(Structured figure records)
*****

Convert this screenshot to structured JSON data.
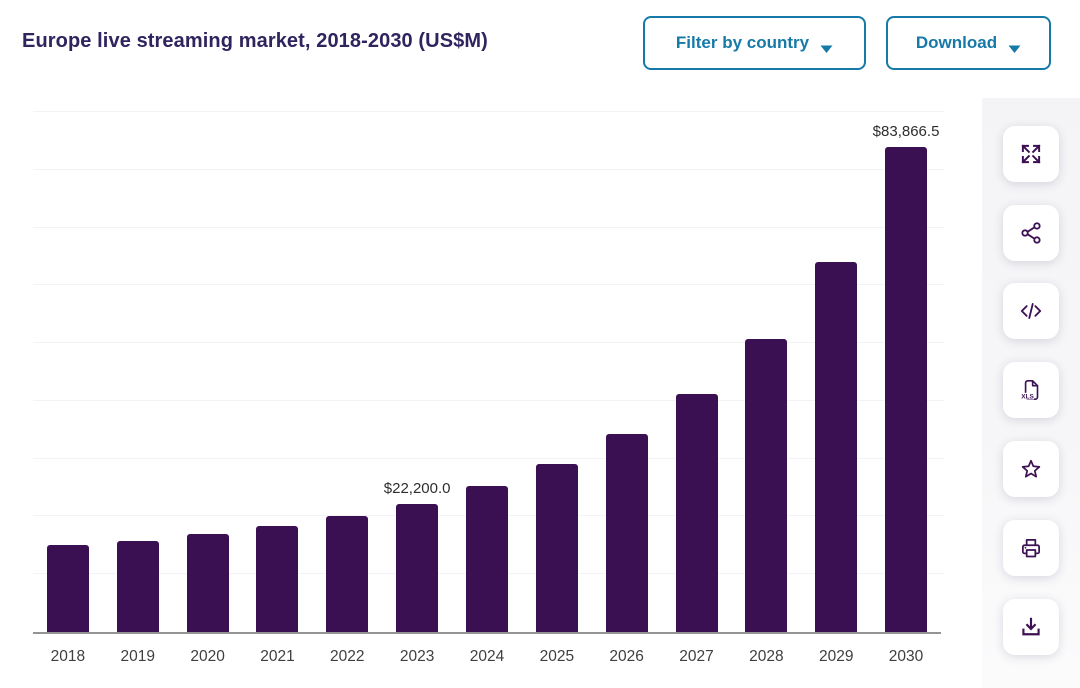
{
  "header": {
    "title": "Europe live streaming market, 2018-2030 (US$M)",
    "filter_button_label": "Filter by country",
    "download_button_label": "Download"
  },
  "toolbar": {
    "xls_label": "XLS",
    "buttons": [
      {
        "name": "fullscreen",
        "icon": "expand-icon"
      },
      {
        "name": "share",
        "icon": "share-icon"
      },
      {
        "name": "embed-code",
        "icon": "code-icon"
      },
      {
        "name": "export-xls",
        "icon": "xls-file-icon"
      },
      {
        "name": "favorite",
        "icon": "star-icon"
      },
      {
        "name": "print",
        "icon": "printer-icon"
      },
      {
        "name": "download",
        "icon": "download-tray-icon"
      }
    ]
  },
  "chart_data": {
    "type": "bar",
    "title": "Europe live streaming market, 2018-2030 (US$M)",
    "categories": [
      "2018",
      "2019",
      "2020",
      "2021",
      "2022",
      "2023",
      "2024",
      "2025",
      "2026",
      "2027",
      "2028",
      "2029",
      "2030"
    ],
    "values": [
      15000,
      15700,
      16900,
      18300,
      20100,
      22200.0,
      25300,
      29000,
      34200,
      41200,
      50700,
      64100,
      83866.5
    ],
    "data_labels": [
      {
        "category": "2023",
        "text": "$22,200.0"
      },
      {
        "category": "2030",
        "text": "$83,866.5"
      }
    ],
    "xlabel": "",
    "ylabel": "",
    "ylim": [
      0,
      90000
    ],
    "grid": "horizontal gridlines every 10000, y-axis unlabeled",
    "legend": "none",
    "bar_color": "#3b1053"
  },
  "colors": {
    "bar": "#3b1053",
    "title": "#30245e",
    "accent_teal": "#1779a8",
    "icon_purple": "#3c1053",
    "axis_line": "#949494",
    "gridline": "#f3f3f5",
    "tick_text": "#3f3f3f",
    "data_label_text": "#2e2e2e"
  }
}
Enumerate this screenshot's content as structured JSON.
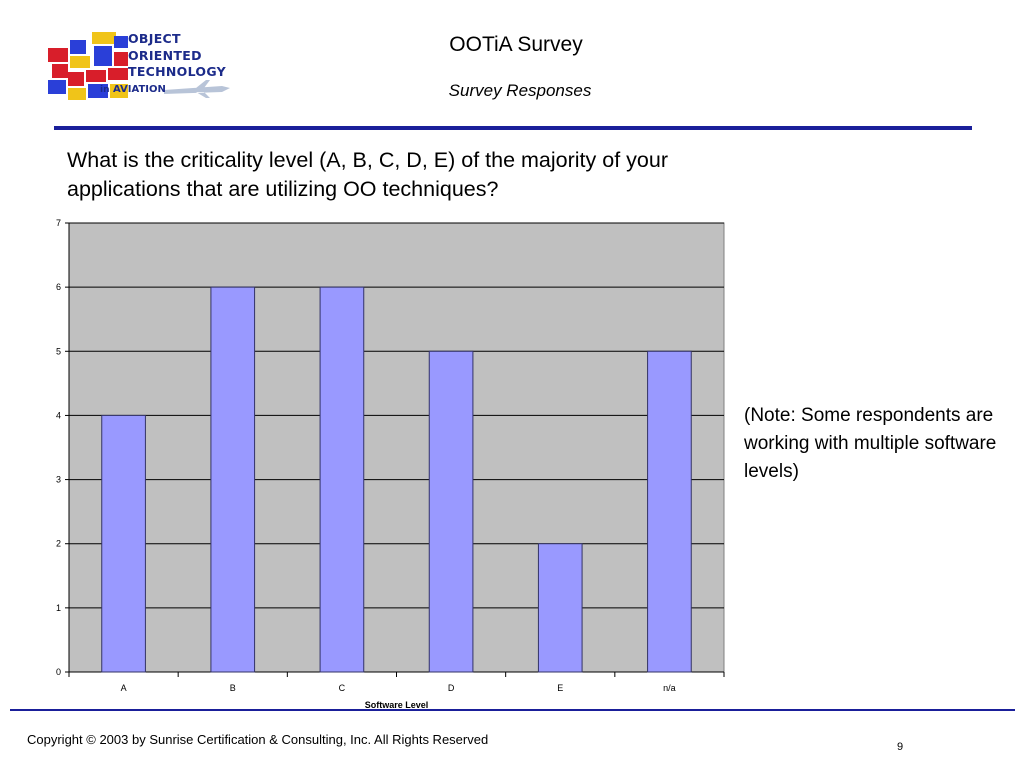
{
  "header": {
    "logo_lines": [
      "OBJECT",
      "ORIENTED",
      "TECHNOLOGY"
    ],
    "logo_sub_small": "in",
    "logo_sub": "AVIATION",
    "title": "OOTiA Survey",
    "subtitle": "Survey Responses"
  },
  "question": "What is the criticality level (A, B, C, D, E) of the majority of your applications that are utilizing OO techniques?",
  "note": "(Note: Some respondents are working with multiple software levels)",
  "footer": {
    "copyright": "Copyright © 2003 by Sunrise Certification & Consulting, Inc.  All Rights Reserved",
    "page_number": "9"
  },
  "colors": {
    "plot_background": "#c0c0c0",
    "bar_fill": "#9999ff",
    "bar_stroke": "#333366",
    "rule": "#1a1f9a"
  },
  "chart_data": {
    "type": "bar",
    "categories": [
      "A",
      "B",
      "C",
      "D",
      "E",
      "n/a"
    ],
    "values": [
      4,
      6,
      6,
      5,
      2,
      5
    ],
    "title": "",
    "xlabel": "Software Level",
    "ylabel": "",
    "ylim": [
      0,
      7
    ],
    "yticks": [
      0,
      1,
      2,
      3,
      4,
      5,
      6,
      7
    ],
    "grid": true,
    "legend": "none"
  }
}
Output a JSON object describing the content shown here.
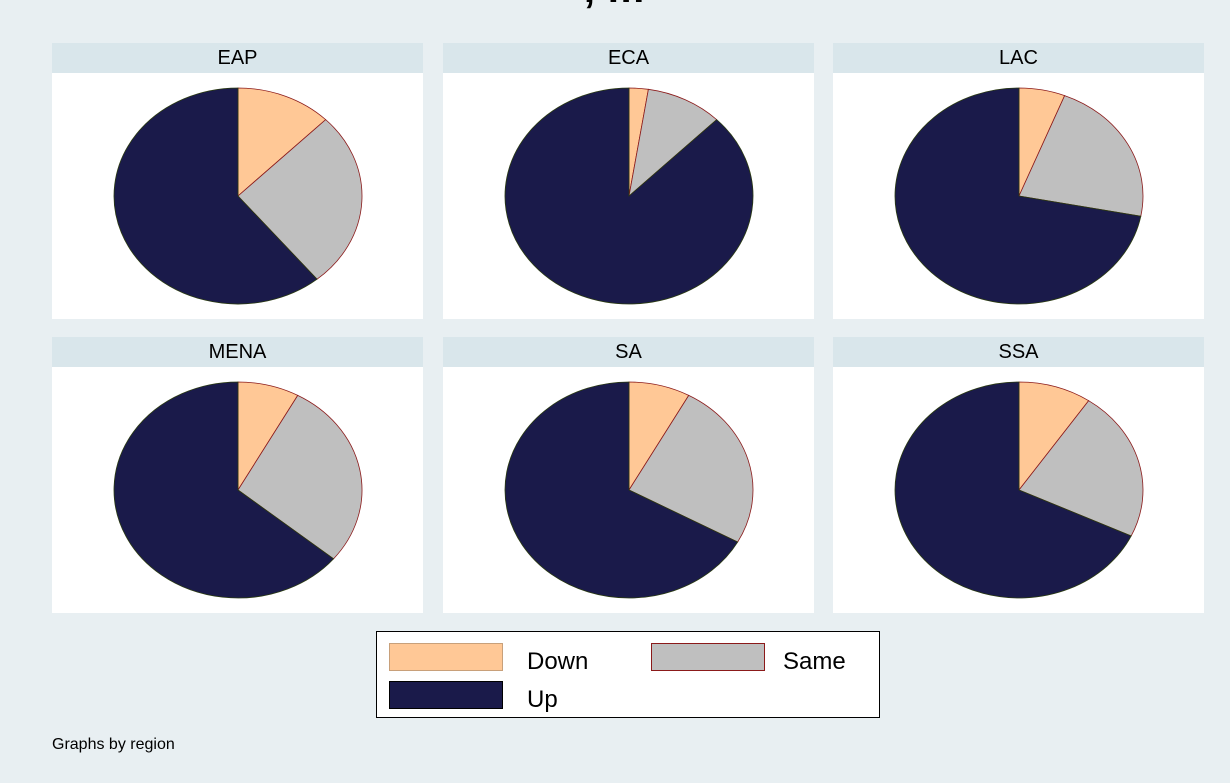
{
  "title_fragment": ", …",
  "note": "Graphs by region",
  "colors": {
    "Down": "#ffc896",
    "Same": "#bfbfbf",
    "Up": "#1a1a4a",
    "panel_bg": "#ffffff",
    "header_bg": "#d9e6eb",
    "page_bg": "#e8eff2"
  },
  "legend": {
    "down": "Down",
    "same": "Same",
    "up": "Up"
  },
  "chart_data": {
    "type": "pie",
    "series_order": [
      "Down",
      "Same",
      "Up"
    ],
    "panels": [
      {
        "label": "EAP",
        "values": {
          "Down": 12.5,
          "Same": 26.5,
          "Up": 61.0
        }
      },
      {
        "label": "ECA",
        "values": {
          "Down": 2.5,
          "Same": 10.0,
          "Up": 87.5
        }
      },
      {
        "label": "LAC",
        "values": {
          "Down": 6.0,
          "Same": 22.0,
          "Up": 72.0
        }
      },
      {
        "label": "MENA",
        "values": {
          "Down": 8.0,
          "Same": 28.0,
          "Up": 64.0
        }
      },
      {
        "label": "SA",
        "values": {
          "Down": 8.0,
          "Same": 25.0,
          "Up": 67.0
        }
      },
      {
        "label": "SSA",
        "values": {
          "Down": 9.5,
          "Same": 22.5,
          "Up": 68.0
        }
      }
    ]
  }
}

*****

■ JOB:
Transcribe the records above exactly, omitting every picture they contain.

■ REPLY TO THE EXERCISE:
Convert this screenshot to structured JSON data.
{
  "header": {
    "title": "Europe live streaming market, 2018-2030 (US$M)",
    "filter_button_label": "Filter by country",
    "download_button_label": "Download"
  },
  "toolbar": {
    "xls_label": "XLS",
    "buttons": [
      {
        "name": "fullscreen",
        "icon": "expand-icon"
      },
      {
        "name": "share",
        "icon": "share-icon"
      },
      {
        "name": "embed-code",
        "icon": "code-icon"
      },
      {
        "name": "export-xls",
        "icon": "xls-file-icon"
      },
      {
        "name": "favorite",
        "icon": "star-icon"
      },
      {
        "name": "print",
        "icon": "printer-icon"
      },
      {
        "name": "download",
        "icon": "download-tray-icon"
      }
    ]
  },
  "chart_data": {
    "type": "bar",
    "title": "Europe live streaming market, 2018-2030 (US$M)",
    "categories": [
      "2018",
      "2019",
      "2020",
      "2021",
      "2022",
      "2023",
      "2024",
      "2025",
      "2026",
      "2027",
      "2028",
      "2029",
      "2030"
    ],
    "values": [
      15000,
      15700,
      16900,
      18300,
      20100,
      22200.0,
      25300,
      29000,
      34200,
      41200,
      50700,
      64100,
      83866.5
    ],
    "data_labels": [
      {
        "category": "2023",
        "text": "$22,200.0"
      },
      {
        "category": "2030",
        "text": "$83,866.5"
      }
    ],
    "xlabel": "",
    "ylabel": "",
    "ylim": [
      0,
      90000
    ],
    "grid": "horizontal gridlines every 10000, y-axis unlabeled",
    "legend": "none",
    "bar_color": "#3b1053"
  },
  "colors": {
    "bar": "#3b1053",
    "title": "#30245e",
    "accent_teal": "#1779a8",
    "icon_purple": "#3c1053",
    "axis_line": "#949494",
    "gridline": "#f3f3f5",
    "tick_text": "#3f3f3f",
    "data_label_text": "#2e2e2e"
  }
}
Enumerate this screenshot's content as structured JSON.
{
  "header": {
    "logo_lines": [
      "OBJECT",
      "ORIENTED",
      "TECHNOLOGY"
    ],
    "logo_sub_small": "in",
    "logo_sub": "AVIATION",
    "title": "OOTiA Survey",
    "subtitle": "Survey Responses"
  },
  "question": "What is the criticality level (A, B, C, D, E) of the majority of your applications that are utilizing OO techniques?",
  "note": "(Note: Some respondents are working with multiple software levels)",
  "footer": {
    "copyright": "Copyright © 2003 by Sunrise Certification & Consulting, Inc.  All Rights Reserved",
    "page_number": "9"
  },
  "colors": {
    "plot_background": "#c0c0c0",
    "bar_fill": "#9999ff",
    "bar_stroke": "#333366",
    "rule": "#1a1f9a"
  },
  "chart_data": {
    "type": "bar",
    "categories": [
      "A",
      "B",
      "C",
      "D",
      "E",
      "n/a"
    ],
    "values": [
      4,
      6,
      6,
      5,
      2,
      5
    ],
    "title": "",
    "xlabel": "Software Level",
    "ylabel": "",
    "ylim": [
      0,
      7
    ],
    "yticks": [
      0,
      1,
      2,
      3,
      4,
      5,
      6,
      7
    ],
    "grid": true,
    "legend": "none"
  }
}
Output a JSON object describing the content shown here.
{
  "title_fragment": ", …",
  "note": "Graphs by region",
  "colors": {
    "Down": "#ffc896",
    "Same": "#bfbfbf",
    "Up": "#1a1a4a",
    "panel_bg": "#ffffff",
    "header_bg": "#d9e6eb",
    "page_bg": "#e8eff2"
  },
  "legend": {
    "down": "Down",
    "same": "Same",
    "up": "Up"
  },
  "chart_data": {
    "type": "pie",
    "series_order": [
      "Down",
      "Same",
      "Up"
    ],
    "panels": [
      {
        "label": "EAP",
        "values": {
          "Down": 12.5,
          "Same": 26.5,
          "Up": 61.0
        }
      },
      {
        "label": "ECA",
        "values": {
          "Down": 2.5,
          "Same": 10.0,
          "Up": 87.5
        }
      },
      {
        "label": "LAC",
        "values": {
          "Down": 6.0,
          "Same": 22.0,
          "Up": 72.0
        }
      },
      {
        "label": "MENA",
        "values": {
          "Down": 8.0,
          "Same": 28.0,
          "Up": 64.0
        }
      },
      {
        "label": "SA",
        "values": {
          "Down": 8.0,
          "Same": 25.0,
          "Up": 67.0
        }
      },
      {
        "label": "SSA",
        "values": {
          "Down": 9.5,
          "Same": 22.5,
          "Up": 68.0
        }
      }
    ]
  }
}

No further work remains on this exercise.